● **GIVEN INSTRUCTION**: Find each line with the word "title" in it, then give the total alone.

──────── PROVIDED DATA ────────

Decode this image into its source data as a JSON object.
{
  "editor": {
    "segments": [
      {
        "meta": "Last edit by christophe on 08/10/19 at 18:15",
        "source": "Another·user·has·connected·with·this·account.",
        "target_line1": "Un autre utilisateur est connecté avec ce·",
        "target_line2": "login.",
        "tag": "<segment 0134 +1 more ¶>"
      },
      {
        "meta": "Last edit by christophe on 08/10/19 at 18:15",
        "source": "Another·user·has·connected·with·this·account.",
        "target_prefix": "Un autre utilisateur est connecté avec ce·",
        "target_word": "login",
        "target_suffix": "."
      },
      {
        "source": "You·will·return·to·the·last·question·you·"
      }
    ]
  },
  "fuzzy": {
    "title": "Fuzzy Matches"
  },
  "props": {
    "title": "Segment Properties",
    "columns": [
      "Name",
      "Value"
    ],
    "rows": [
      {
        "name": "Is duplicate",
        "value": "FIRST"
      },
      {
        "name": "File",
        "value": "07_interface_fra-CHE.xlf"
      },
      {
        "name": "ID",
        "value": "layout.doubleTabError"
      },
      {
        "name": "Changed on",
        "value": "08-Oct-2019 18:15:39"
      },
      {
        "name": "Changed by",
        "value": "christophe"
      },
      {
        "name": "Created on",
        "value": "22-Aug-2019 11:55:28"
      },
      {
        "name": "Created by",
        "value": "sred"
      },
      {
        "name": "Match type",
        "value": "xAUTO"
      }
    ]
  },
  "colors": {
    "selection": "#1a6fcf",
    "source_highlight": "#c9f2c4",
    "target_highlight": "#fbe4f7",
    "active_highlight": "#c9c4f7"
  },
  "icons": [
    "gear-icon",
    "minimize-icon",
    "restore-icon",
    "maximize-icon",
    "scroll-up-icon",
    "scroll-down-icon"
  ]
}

────────
──────── PROVIDED DATA ────────

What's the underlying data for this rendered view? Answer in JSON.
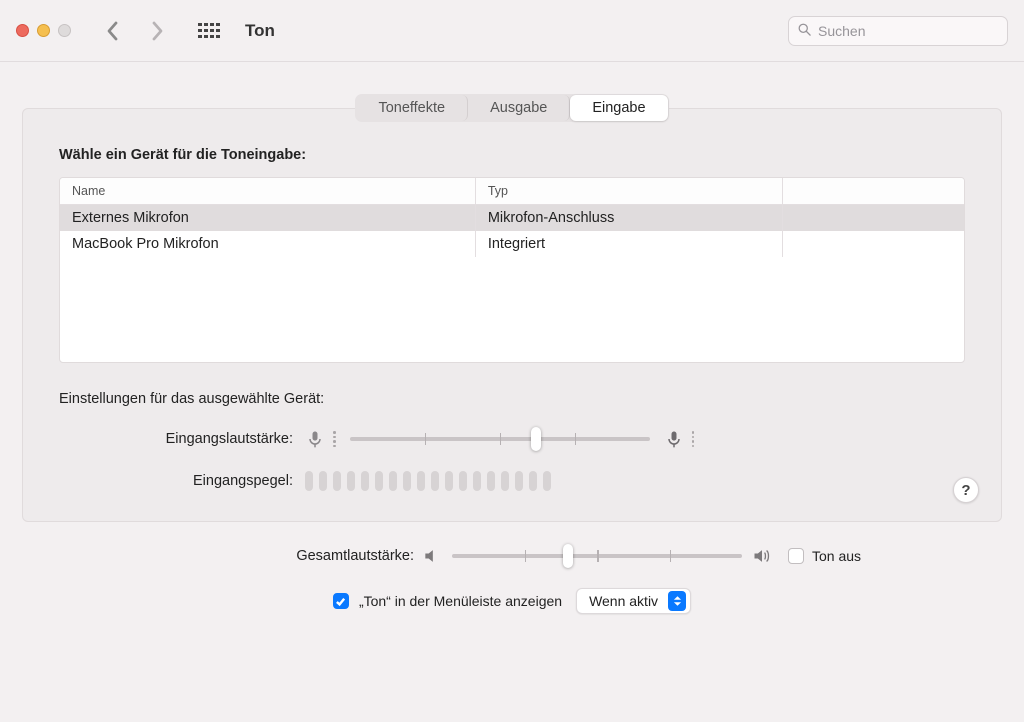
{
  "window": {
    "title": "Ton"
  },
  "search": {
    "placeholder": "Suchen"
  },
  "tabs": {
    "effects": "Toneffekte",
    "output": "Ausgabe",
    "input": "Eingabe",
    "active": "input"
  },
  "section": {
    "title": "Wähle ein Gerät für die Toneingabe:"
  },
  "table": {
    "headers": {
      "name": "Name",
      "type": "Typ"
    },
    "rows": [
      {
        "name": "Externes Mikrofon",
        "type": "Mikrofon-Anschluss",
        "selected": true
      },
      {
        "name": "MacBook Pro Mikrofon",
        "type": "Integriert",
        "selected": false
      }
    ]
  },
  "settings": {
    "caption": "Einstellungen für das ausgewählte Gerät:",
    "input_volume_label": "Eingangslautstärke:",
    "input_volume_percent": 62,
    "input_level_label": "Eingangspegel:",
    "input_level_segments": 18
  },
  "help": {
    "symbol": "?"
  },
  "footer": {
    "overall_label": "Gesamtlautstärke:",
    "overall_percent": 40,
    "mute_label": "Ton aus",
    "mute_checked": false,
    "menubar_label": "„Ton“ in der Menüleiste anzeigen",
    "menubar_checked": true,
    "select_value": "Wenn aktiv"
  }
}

────────

● **ANSWER TO THE EXERCISE**: 4